Directions for this task> Copy out all lines with the word "Rendering" in them.

-- start Records for the task --

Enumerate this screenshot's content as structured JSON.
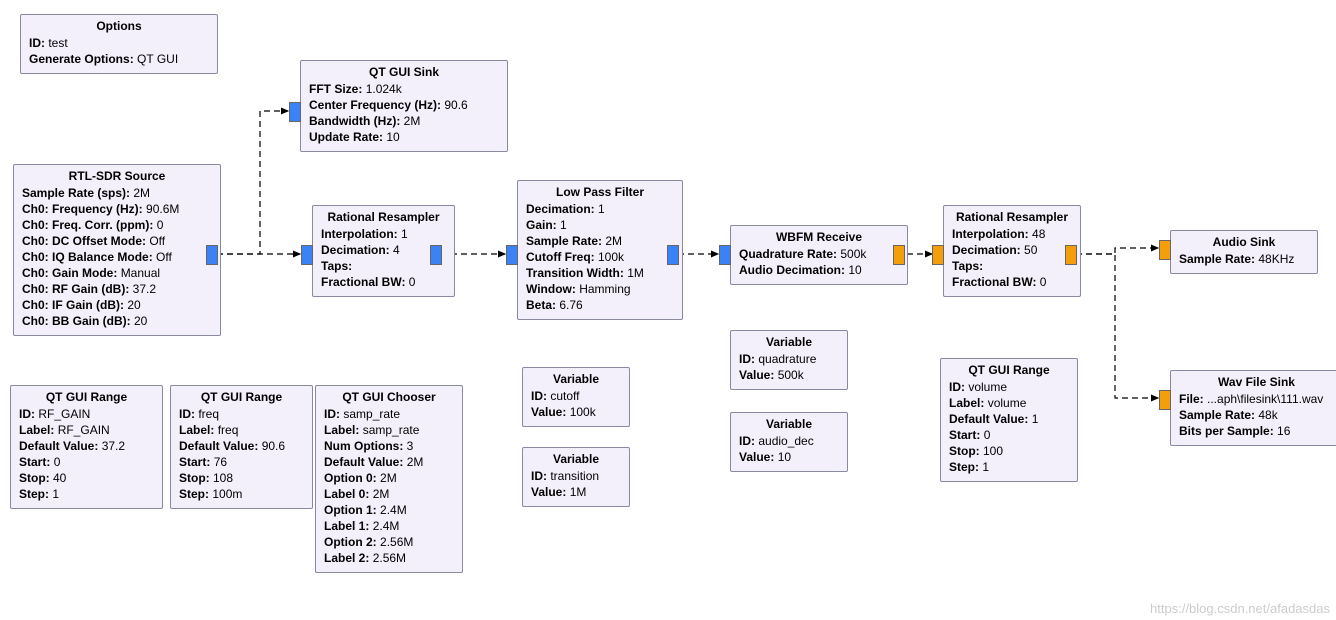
{
  "options": {
    "title": "Options",
    "l1k": "ID:",
    "l1v": "test",
    "l2k": "Generate Options:",
    "l2v": "QT GUI"
  },
  "rtl": {
    "title": "RTL-SDR Source",
    "rows": [
      [
        "Sample Rate (sps):",
        "2M"
      ],
      [
        "Ch0: Frequency (Hz):",
        "90.6M"
      ],
      [
        "Ch0: Freq. Corr. (ppm):",
        "0"
      ],
      [
        "Ch0: DC Offset Mode:",
        "Off"
      ],
      [
        "Ch0: IQ Balance Mode:",
        "Off"
      ],
      [
        "Ch0: Gain Mode:",
        "Manual"
      ],
      [
        "Ch0: RF Gain (dB):",
        "37.2"
      ],
      [
        "Ch0: IF Gain (dB):",
        "20"
      ],
      [
        "Ch0: BB Gain (dB):",
        "20"
      ]
    ]
  },
  "qtsink": {
    "title": "QT GUI Sink",
    "rows": [
      [
        "FFT Size:",
        "1.024k"
      ],
      [
        "Center Frequency (Hz):",
        "90.6"
      ],
      [
        "Bandwidth (Hz):",
        "2M"
      ],
      [
        "Update Rate:",
        "10"
      ]
    ]
  },
  "rr1": {
    "title": "Rational Resampler",
    "rows": [
      [
        "Interpolation:",
        "1"
      ],
      [
        "Decimation:",
        "4"
      ],
      [
        "Taps:",
        ""
      ],
      [
        "Fractional BW:",
        "0"
      ]
    ]
  },
  "lpf": {
    "title": "Low Pass Filter",
    "rows": [
      [
        "Decimation:",
        "1"
      ],
      [
        "Gain:",
        "1"
      ],
      [
        "Sample Rate:",
        "2M"
      ],
      [
        "Cutoff Freq:",
        "100k"
      ],
      [
        "Transition Width:",
        "1M"
      ],
      [
        "Window:",
        "Hamming"
      ],
      [
        "Beta:",
        "6.76"
      ]
    ]
  },
  "wbfm": {
    "title": "WBFM Receive",
    "rows": [
      [
        "Quadrature Rate:",
        "500k"
      ],
      [
        "Audio Decimation:",
        "10"
      ]
    ]
  },
  "rr2": {
    "title": "Rational Resampler",
    "rows": [
      [
        "Interpolation:",
        "48"
      ],
      [
        "Decimation:",
        "50"
      ],
      [
        "Taps:",
        ""
      ],
      [
        "Fractional BW:",
        "0"
      ]
    ]
  },
  "audio": {
    "title": "Audio Sink",
    "rows": [
      [
        "Sample Rate:",
        "48KHz"
      ]
    ]
  },
  "wav": {
    "title": "Wav File Sink",
    "rows": [
      [
        "File:",
        "...aph\\filesink\\111.wav"
      ],
      [
        "Sample Rate:",
        "48k"
      ],
      [
        "Bits per Sample:",
        "16"
      ]
    ]
  },
  "rng_rf": {
    "title": "QT GUI Range",
    "rows": [
      [
        "ID:",
        "RF_GAIN"
      ],
      [
        "Label:",
        "RF_GAIN"
      ],
      [
        "Default Value:",
        "37.2"
      ],
      [
        "Start:",
        "0"
      ],
      [
        "Stop:",
        "40"
      ],
      [
        "Step:",
        "1"
      ]
    ]
  },
  "rng_freq": {
    "title": "QT GUI Range",
    "rows": [
      [
        "ID:",
        "freq"
      ],
      [
        "Label:",
        "freq"
      ],
      [
        "Default Value:",
        "90.6"
      ],
      [
        "Start:",
        "76"
      ],
      [
        "Stop:",
        "108"
      ],
      [
        "Step:",
        "100m"
      ]
    ]
  },
  "chooser": {
    "title": "QT GUI Chooser",
    "rows": [
      [
        "ID:",
        "samp_rate"
      ],
      [
        "Label:",
        "samp_rate"
      ],
      [
        "Num Options:",
        "3"
      ],
      [
        "Default Value:",
        "2M"
      ],
      [
        "Option 0:",
        "2M"
      ],
      [
        "Label 0:",
        "2M"
      ],
      [
        "Option 1:",
        "2.4M"
      ],
      [
        "Label 1:",
        "2.4M"
      ],
      [
        "Option 2:",
        "2.56M"
      ],
      [
        "Label 2:",
        "2.56M"
      ]
    ]
  },
  "var_cut": {
    "title": "Variable",
    "rows": [
      [
        "ID:",
        "cutoff"
      ],
      [
        "Value:",
        "100k"
      ]
    ]
  },
  "var_tr": {
    "title": "Variable",
    "rows": [
      [
        "ID:",
        "transition"
      ],
      [
        "Value:",
        "1M"
      ]
    ]
  },
  "var_q": {
    "title": "Variable",
    "rows": [
      [
        "ID:",
        "quadrature"
      ],
      [
        "Value:",
        "500k"
      ]
    ]
  },
  "var_ad": {
    "title": "Variable",
    "rows": [
      [
        "ID:",
        "audio_dec"
      ],
      [
        "Value:",
        "10"
      ]
    ]
  },
  "rng_vol": {
    "title": "QT GUI Range",
    "rows": [
      [
        "ID:",
        "volume"
      ],
      [
        "Label:",
        "volume"
      ],
      [
        "Default Value:",
        "1"
      ],
      [
        "Start:",
        "0"
      ],
      [
        "Stop:",
        "100"
      ],
      [
        "Step:",
        "1"
      ]
    ]
  },
  "watermark": "https://blog.csdn.net/afadasdas"
}
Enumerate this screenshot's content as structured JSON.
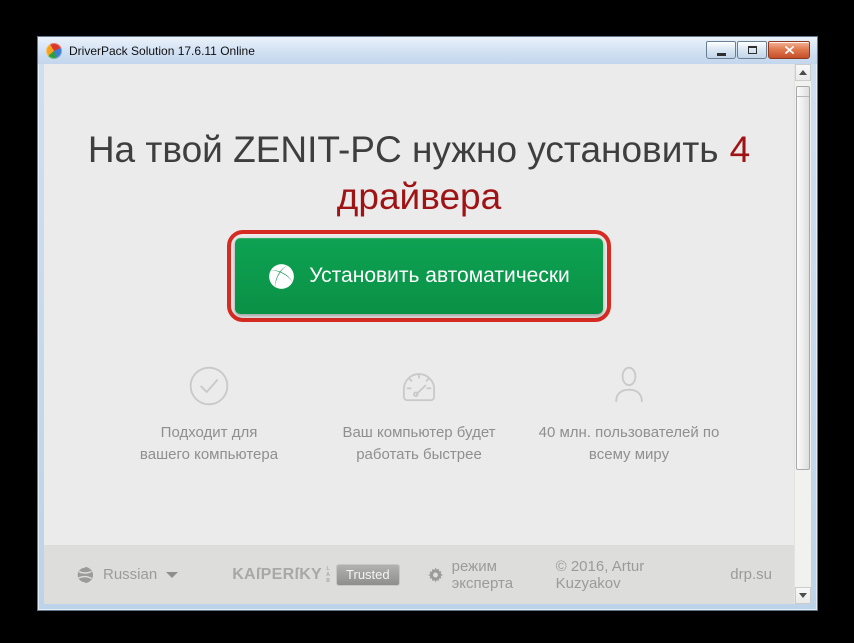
{
  "window": {
    "title": "DriverPack Solution 17.6.11 Online"
  },
  "heading": {
    "line1_dark": "На твой ZENIT-PC нужно установить",
    "line1_red": "4",
    "line2_red": "драйвера"
  },
  "install_button": {
    "label": "Установить автоматически"
  },
  "features": [
    {
      "icon": "check-circle-icon",
      "lines": [
        "Подходит для",
        "вашего компьютера"
      ]
    },
    {
      "icon": "speedometer-icon",
      "lines": [
        "Ваш компьютер будет",
        "работать быстрее"
      ]
    },
    {
      "icon": "user-icon",
      "lines": [
        "40 млн. пользователей по",
        "всему миру"
      ]
    }
  ],
  "footer": {
    "language": "Russian",
    "kaspersky_brand": "KAſPERſKY",
    "kaspersky_lab": "LAB",
    "trusted_badge": "Trusted",
    "expert_mode": "режим эксперта",
    "copyright": "© 2016, Artur Kuzyakov",
    "site": "drp.su"
  },
  "colors": {
    "button_green": "#0a9a4b",
    "annotation_red": "#d52b22",
    "heading_red": "#9f1314",
    "heading_dark": "#3e3e3e",
    "content_bg": "#ebebeb",
    "footer_bg": "#dddddb"
  }
}
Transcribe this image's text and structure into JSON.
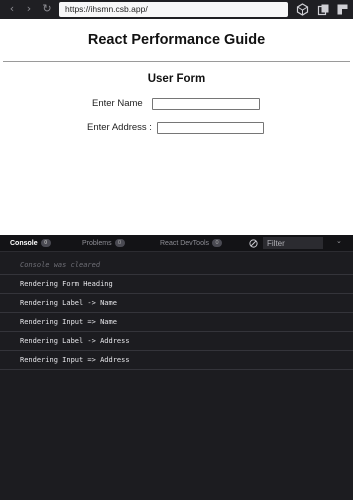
{
  "browser": {
    "url": "https://ihsmn.csb.app/",
    "back_icon": "chevron-left-icon",
    "forward_icon": "chevron-right-icon",
    "reload_icon": "reload-icon"
  },
  "page": {
    "title": "React Performance Guide",
    "form": {
      "heading": "User Form",
      "name_label": "Enter Name",
      "name_value": "",
      "address_label": "Enter Address :",
      "address_value": ""
    }
  },
  "devtools": {
    "tabs": [
      {
        "label": "Console",
        "count": "0",
        "active": true
      },
      {
        "label": "Problems",
        "count": "0",
        "active": false
      },
      {
        "label": "React DevTools",
        "count": "0",
        "active": false
      }
    ],
    "filter_placeholder": "Filter",
    "console_lines": [
      "Console was cleared",
      "Rendering Form Heading",
      "Rendering Label -> Name",
      "Rendering Input => Name",
      "Rendering Label -> Address",
      "Rendering Input => Address"
    ]
  },
  "colors": {
    "devtools_bg": "#1c1c20",
    "page_bg": "#ffffff",
    "console_text": "#e6e6ea"
  }
}
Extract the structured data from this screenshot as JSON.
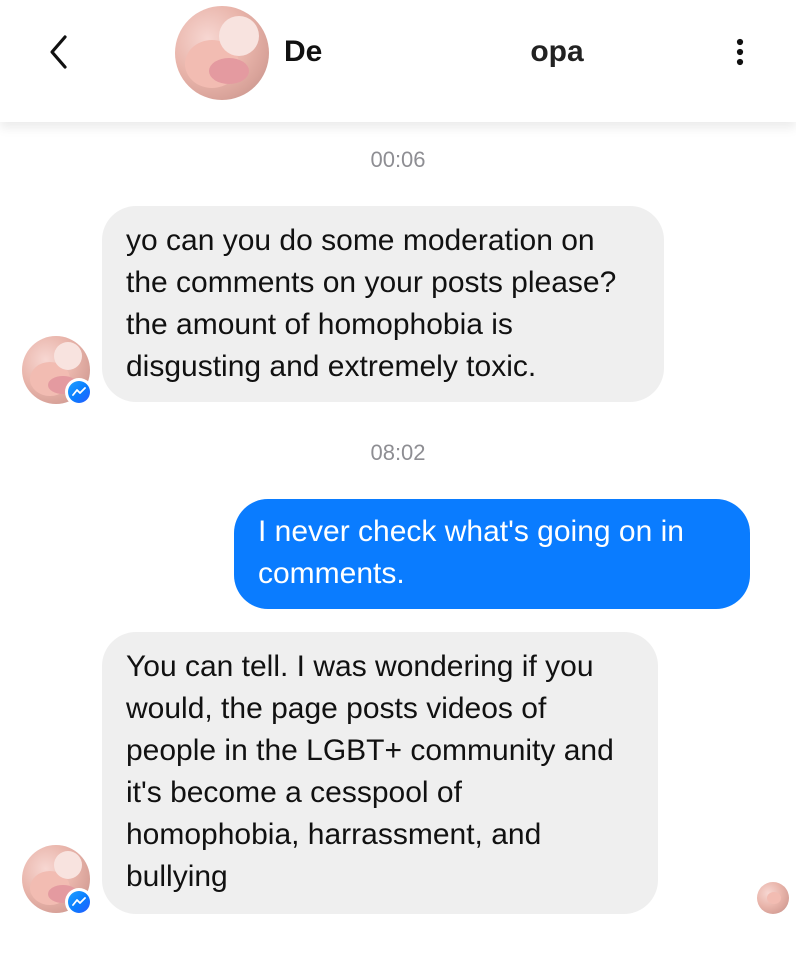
{
  "header": {
    "contact_name_visible_start": "De",
    "contact_name_visible_end": "opa",
    "back_icon": "chevron-left-icon",
    "menu_icon": "more-vertical-icon"
  },
  "thread": {
    "timestamps": [
      "00:06",
      "08:02"
    ],
    "messages": [
      {
        "direction": "incoming",
        "text": "yo can you do some moderation on the comments on your posts please? the amount of homophobia is disgusting and extremely toxic."
      },
      {
        "direction": "outgoing",
        "text": "I never check what's going on in comments."
      },
      {
        "direction": "incoming",
        "text": "You can tell. I was wondering if you would, the page posts videos of people in the LGBT+ community and it's become a cesspool of homophobia, harrassment, and bullying"
      }
    ]
  },
  "colors": {
    "incoming_bubble": "#efefef",
    "outgoing_bubble": "#0a7cff",
    "timestamp": "#8e8e93",
    "messenger_badge": "#0a7cff"
  },
  "icons": {
    "badge": "messenger-badge-icon",
    "seen": "seen-avatar-icon"
  }
}
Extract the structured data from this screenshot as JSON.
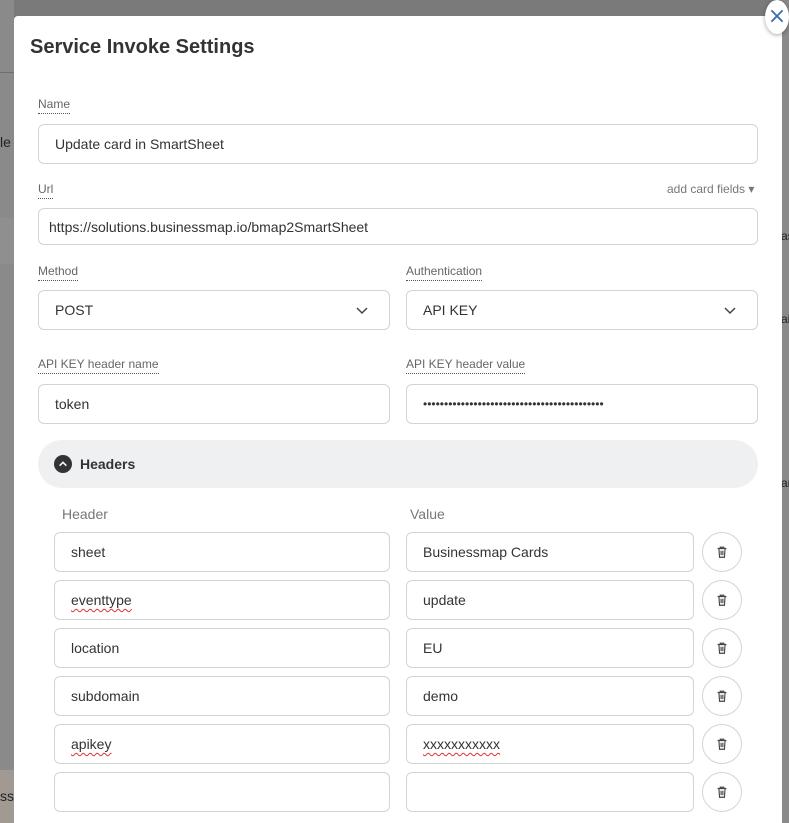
{
  "background": {
    "left_fragments": [
      "le",
      "ss"
    ],
    "right_fragments": [
      "as",
      "ai",
      "ar"
    ]
  },
  "modal": {
    "title": "Service Invoke Settings",
    "close_glyph": "×"
  },
  "form": {
    "name": {
      "label": "Name",
      "value": "Update card in SmartSheet"
    },
    "url": {
      "label": "Url",
      "value": "https://solutions.businessmap.io/bmap2SmartSheet",
      "add_fields_link": "add card fields ▾"
    },
    "method": {
      "label": "Method",
      "value": "POST"
    },
    "authentication": {
      "label": "Authentication",
      "value": "API KEY"
    },
    "api_key_name": {
      "label": "API KEY header name",
      "value": "token"
    },
    "api_key_value": {
      "label": "API KEY header value",
      "value": "•••••••••••••••••••••••••••••••••••••••••••"
    }
  },
  "headers": {
    "title": "Headers",
    "col_header": "Header",
    "col_value": "Value",
    "rows": [
      {
        "key": "sheet",
        "value": "Businessmap Cards"
      },
      {
        "key": "eventtype",
        "value": "update"
      },
      {
        "key": "location",
        "value": "EU"
      },
      {
        "key": "subdomain",
        "value": "demo"
      },
      {
        "key": "apikey",
        "value": "xxxxxxxxxxx"
      },
      {
        "key": "",
        "value": ""
      }
    ]
  },
  "colors": {
    "accent": "#3b6fb0",
    "overlay": "#7a7a7a",
    "headers_bar": "#eef0f2"
  }
}
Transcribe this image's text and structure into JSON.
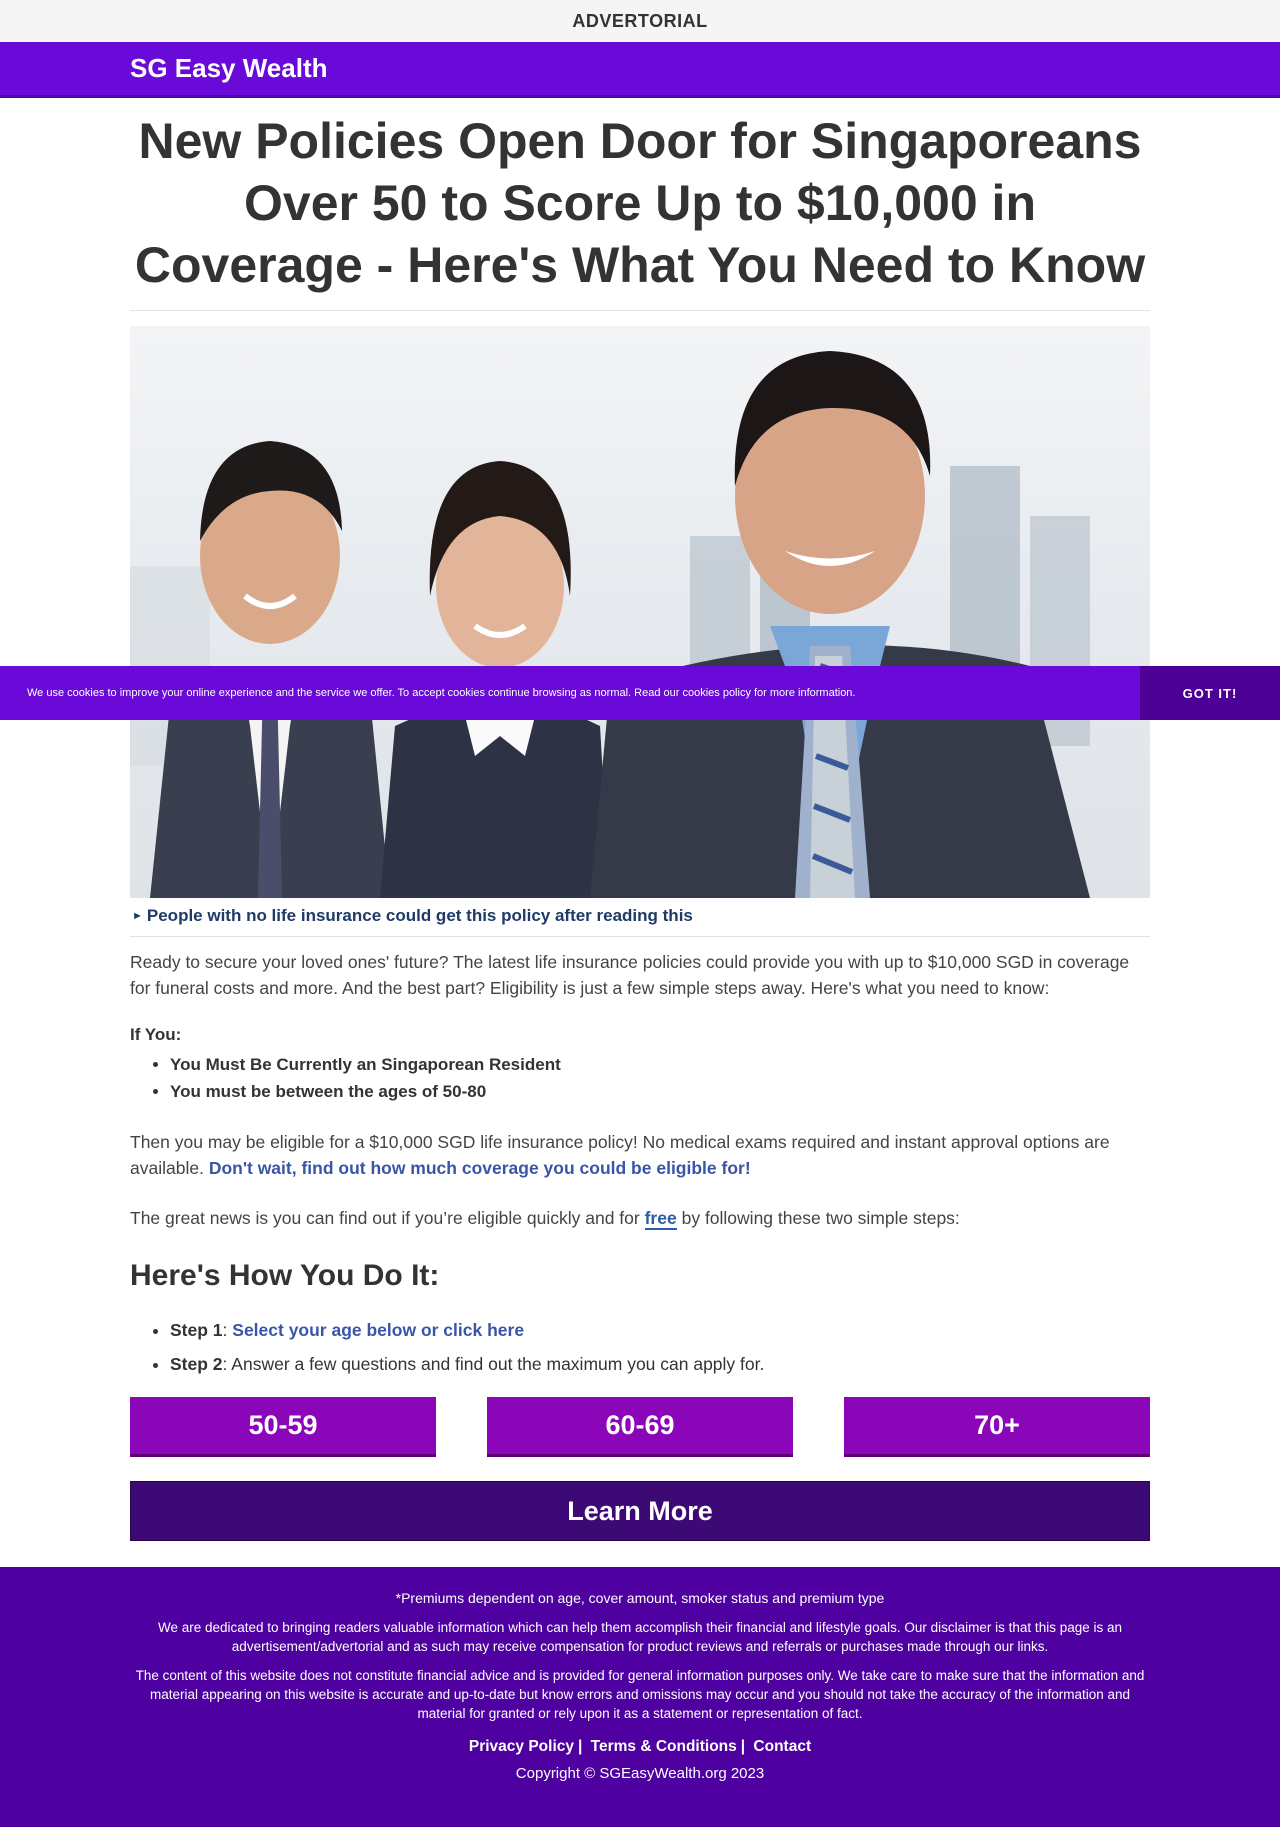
{
  "colors": {
    "brand": "#6a0ad8",
    "accent": "#8a06b8",
    "footer": "#4f00a0"
  },
  "top_label": "ADVERTORIAL",
  "brand": {
    "name": "SG Easy Wealth"
  },
  "article": {
    "headline": "New Policies Open Door for Singaporeans Over 50 to Score Up to $10,000 in Coverage - Here's What You Need to Know",
    "caption": "People with no life insurance could get this policy after reading this",
    "intro": "Ready to secure your loved ones' future? The latest life insurance policies could provide you with up to $10,000 SGD in coverage for funeral costs and more. And the best part? Eligibility is just a few simple steps away. Here's what you need to know:",
    "if_you": "If You:",
    "requirements": [
      "You Must Be Currently an Singaporean Resident",
      "You must be between the ages of 50-80"
    ],
    "eligible_text": "Then you may be eligible for a $10,000 SGD life insurance policy! No medical exams required and instant approval options are available.",
    "eligible_link": "Don't wait, find out how much coverage you could be eligible for!",
    "great_news_before": "The great news is you can find out if you’re eligible quickly and for",
    "free_link": "free",
    "great_news_after": "by following these two simple steps:",
    "howto_title": "Here's How You Do It:",
    "steps": [
      {
        "label": "Step 1",
        "link": "Select your age below or click here",
        "text": ""
      },
      {
        "label": "Step 2",
        "link": "",
        "text": "Answer a few questions and find out the maximum you can apply for."
      }
    ],
    "age_buttons": [
      "50-59",
      "60-69",
      "70+"
    ],
    "learn_more": "Learn More"
  },
  "cookie": {
    "text": "We use cookies to improve your online experience and the service we offer. To accept cookies continue browsing as normal. Read our cookies policy for more information.",
    "button": "GOT IT!"
  },
  "footer": {
    "premiums": "*Premiums dependent on age, cover amount, smoker status and premium type",
    "disclaimer1": "We are dedicated to bringing readers valuable information which can help them accomplish their financial and lifestyle goals. Our disclaimer is that this page is an advertisement/advertorial and as such may receive compensation for product reviews and referrals or purchases made through our links.",
    "disclaimer2": "The content of this website does not constitute financial advice and is provided for general information purposes only. We take care to make sure that the information and material appearing on this website is accurate and up-to-date but know errors and omissions may occur and you should not take the accuracy of the information and material for granted or rely upon it as a statement or representation of fact.",
    "links": [
      "Privacy Policy",
      "Terms & Conditions",
      "Contact"
    ],
    "copyright": "Copyright © SGEasyWealth.org 2023"
  },
  "hero_image": {
    "subject": "three smiling business people in suits"
  }
}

-- end Records for the task --

Reply>
      "Rendering Form Heading",
      "Rendering Label -> Name",
      "Rendering Input => Name",
      "Rendering Label -> Address",
      "Rendering Input => Address"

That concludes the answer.